Data tied to figure images
====
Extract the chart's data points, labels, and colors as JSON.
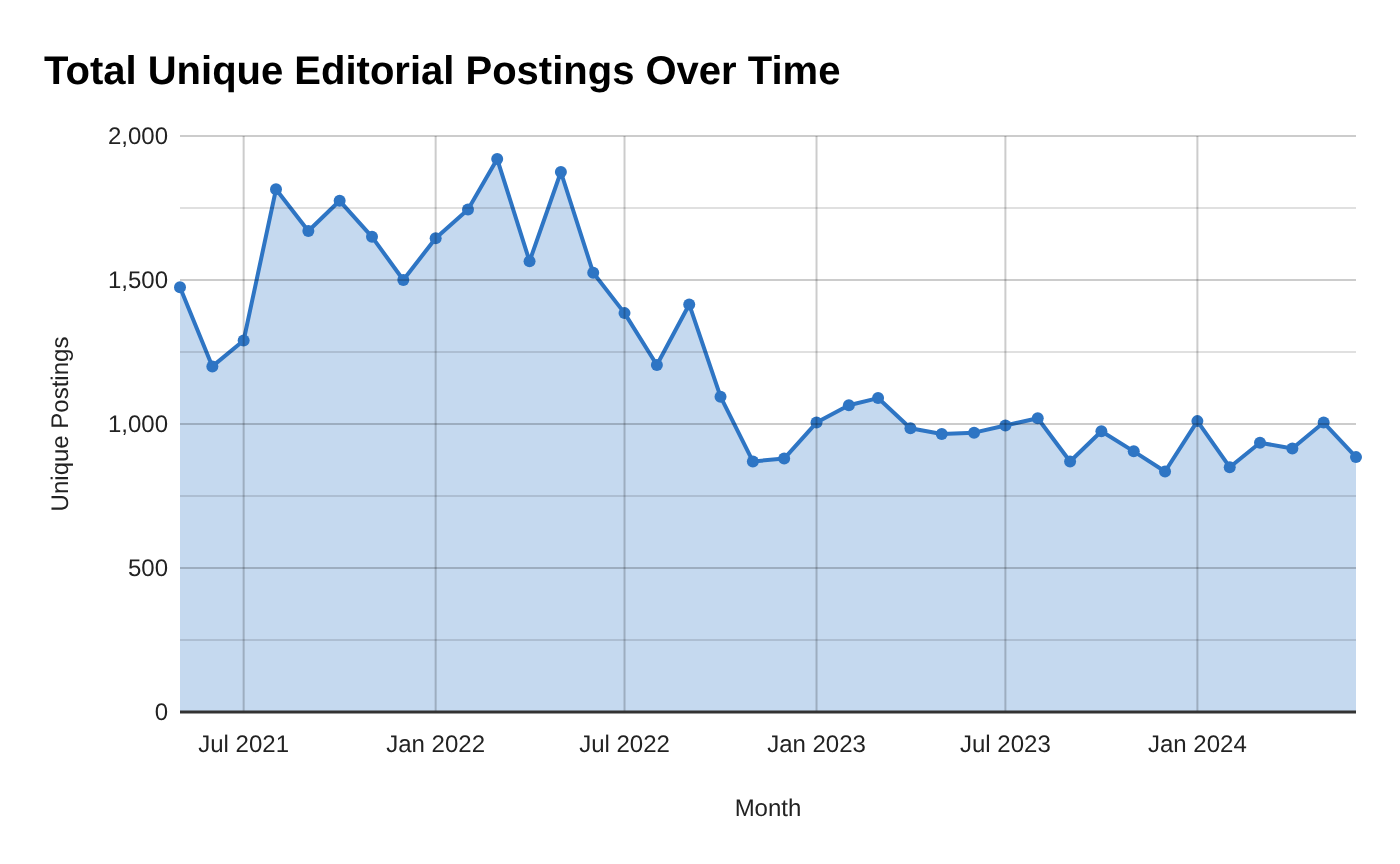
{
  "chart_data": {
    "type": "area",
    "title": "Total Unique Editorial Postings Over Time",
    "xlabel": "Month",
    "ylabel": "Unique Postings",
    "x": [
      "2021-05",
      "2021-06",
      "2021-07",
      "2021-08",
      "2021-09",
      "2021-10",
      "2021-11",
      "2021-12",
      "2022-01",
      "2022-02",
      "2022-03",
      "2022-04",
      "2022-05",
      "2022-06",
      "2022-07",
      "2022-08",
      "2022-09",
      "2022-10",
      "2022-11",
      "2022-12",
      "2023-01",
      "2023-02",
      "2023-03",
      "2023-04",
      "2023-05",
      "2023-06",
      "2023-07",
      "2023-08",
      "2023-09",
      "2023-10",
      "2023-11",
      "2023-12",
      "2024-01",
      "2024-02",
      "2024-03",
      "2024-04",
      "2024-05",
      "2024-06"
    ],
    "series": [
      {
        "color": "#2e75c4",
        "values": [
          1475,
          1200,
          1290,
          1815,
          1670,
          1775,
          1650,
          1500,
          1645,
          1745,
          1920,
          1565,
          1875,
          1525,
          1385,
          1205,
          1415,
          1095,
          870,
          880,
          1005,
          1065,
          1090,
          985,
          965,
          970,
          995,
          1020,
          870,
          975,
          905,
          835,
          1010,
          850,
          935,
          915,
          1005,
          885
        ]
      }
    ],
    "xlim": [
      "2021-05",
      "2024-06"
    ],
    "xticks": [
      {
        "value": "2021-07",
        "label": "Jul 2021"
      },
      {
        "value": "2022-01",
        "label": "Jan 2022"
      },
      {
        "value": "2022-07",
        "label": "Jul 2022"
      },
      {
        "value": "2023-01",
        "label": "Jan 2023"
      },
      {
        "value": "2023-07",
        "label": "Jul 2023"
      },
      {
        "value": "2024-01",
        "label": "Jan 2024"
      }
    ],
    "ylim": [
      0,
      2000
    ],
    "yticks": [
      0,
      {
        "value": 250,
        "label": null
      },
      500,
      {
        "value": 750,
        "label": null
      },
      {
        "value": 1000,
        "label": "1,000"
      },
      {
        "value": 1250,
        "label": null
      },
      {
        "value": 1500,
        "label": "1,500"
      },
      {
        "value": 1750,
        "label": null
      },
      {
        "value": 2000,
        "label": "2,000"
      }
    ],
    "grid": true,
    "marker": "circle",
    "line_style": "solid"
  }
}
====
▶ _Aim of the task_: Where a line contains "Unique", copy that line.

▶ _Written response_:
    "title": "Total Unique Editorial Postings Over Time",
    "ylabel": "Unique Postings",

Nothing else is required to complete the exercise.